Skip the images and return the records below exactly.

(Figure record listings)
------------------------------------------------------------

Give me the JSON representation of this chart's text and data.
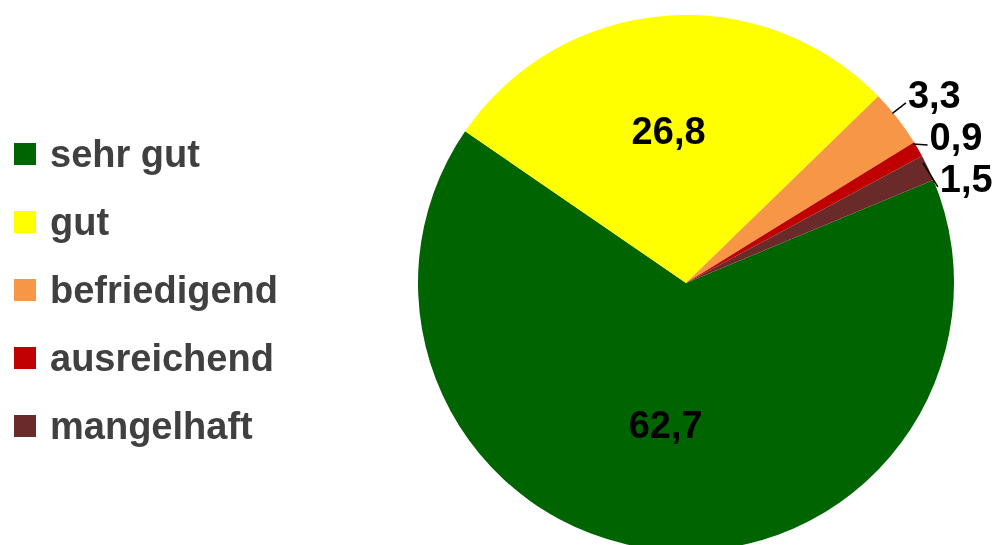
{
  "chart_data": {
    "type": "pie",
    "categories": [
      "sehr gut",
      "gut",
      "befriedigend",
      "ausreichend",
      "mangelhaft"
    ],
    "values": [
      62.7,
      26.8,
      3.3,
      0.9,
      1.5
    ],
    "colors": [
      "#006400",
      "#ffff00",
      "#f79646",
      "#c00000",
      "#6b2a2a"
    ],
    "value_labels": [
      "62,7",
      "26,8",
      "3,3",
      "0,9",
      "1,5"
    ],
    "legend": "left"
  }
}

------------------------------------------------------------

Exercise response:
Give me the JSON representation of this chart's text and data.
{
  "chart_data": {
    "type": "pie",
    "categories": [
      "sehr gut",
      "gut",
      "befriedigend",
      "ausreichend",
      "mangelhaft"
    ],
    "values": [
      62.7,
      26.8,
      3.3,
      0.9,
      1.5
    ],
    "colors": [
      "#006400",
      "#ffff00",
      "#f79646",
      "#c00000",
      "#6b2a2a"
    ],
    "value_labels": [
      "62,7",
      "26,8",
      "3,3",
      "0,9",
      "1,5"
    ],
    "legend": "left"
  }
}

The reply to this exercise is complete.